» **Supplied entries**
━━━━━━━━━━━━━━━━━━━━━━━━━━━━━━
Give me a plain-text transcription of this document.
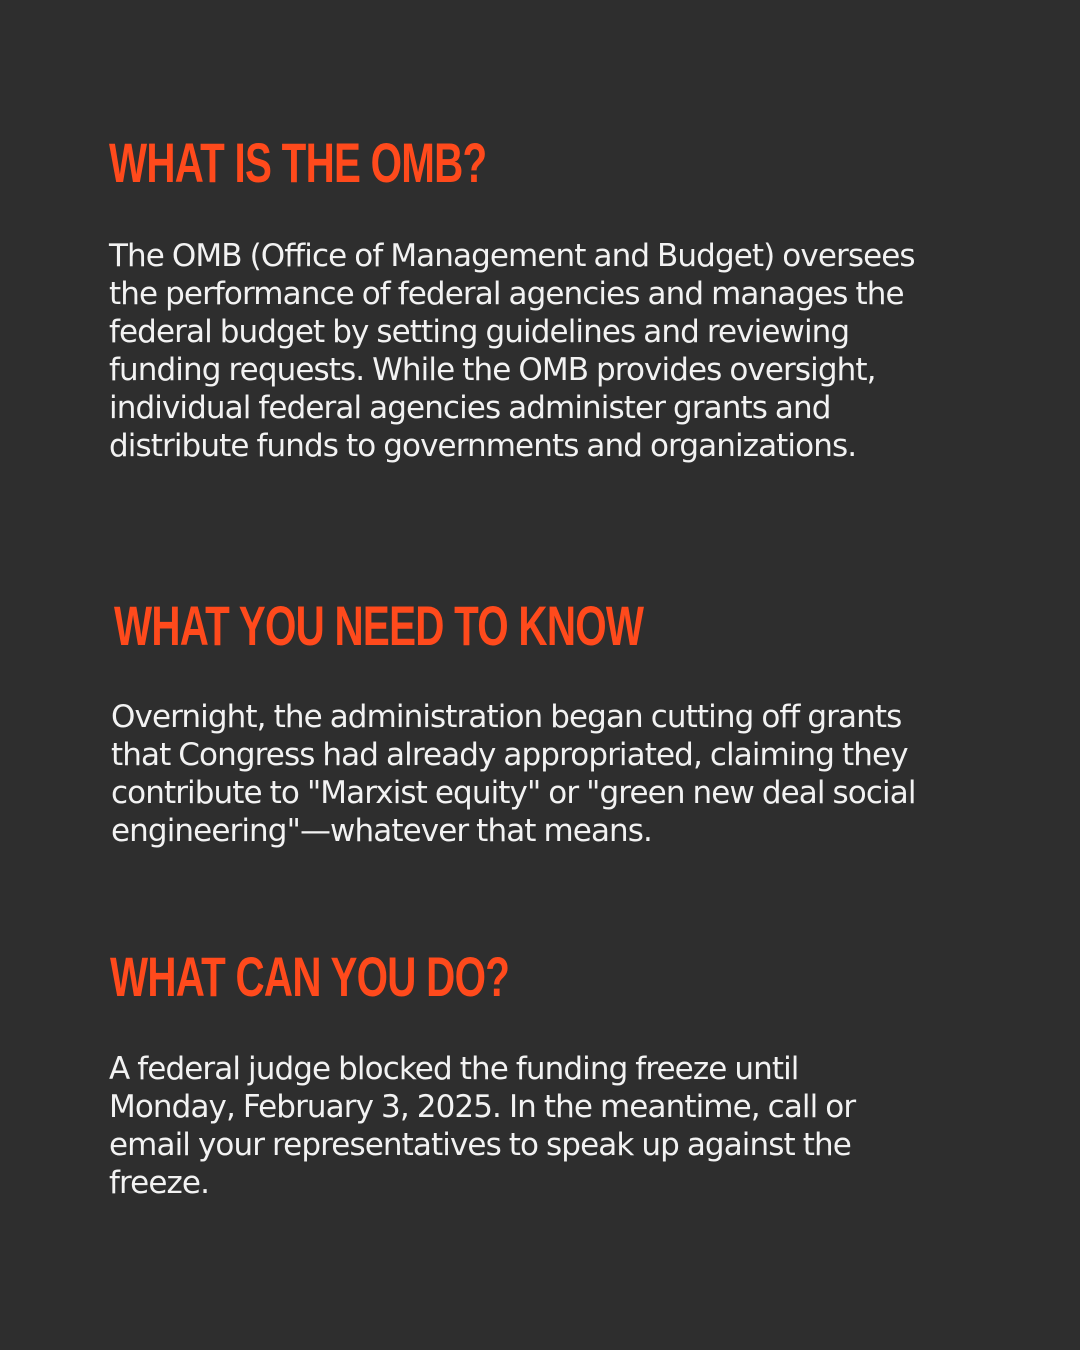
WHAT IS THE OMB?

The OMB (Office of Management and Budget) oversees the performance of federal agencies and manages the federal budget by setting guidelines and reviewing funding requests. While the OMB provides oversight, individual federal agencies administer grants and distribute funds to governments and organizations.

WHAT YOU NEED TO KNOW

Overnight, the administration began cutting off grants that Congress had already appropriated, claiming they contribute to "Marxist equity" or "green new deal social engineering"—whatever that means.

WHAT CAN YOU DO?

A federal judge blocked the funding freeze until Monday, February 3, 2025. In the meantime, call or email your representatives to speak up against the freeze.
━━━━━━━━━━━━━━━━━━━━━━━━━━━━━━
» **Stated exercise**
Repeat the material above verbatim. Leave the pictures behind.

» **Final result**
Give me a plain-text transcription of this document.
WHAT IS THE OMB?

The OMB (Office of Management and Budget) oversees the performance of federal agencies and manages the federal budget by setting guidelines and reviewing funding requests. While the OMB provides oversight, individual federal agencies administer grants and distribute funds to governments and organizations.

WHAT YOU NEED TO KNOW

Overnight, the administration began cutting off grants that Congress had already appropriated, claiming they contribute to "Marxist equity" or "green new deal social engineering"—whatever that means.

WHAT CAN YOU DO?

A federal judge blocked the funding freeze until Monday, February 3, 2025. In the meantime, call or email your representatives to speak up against the freeze.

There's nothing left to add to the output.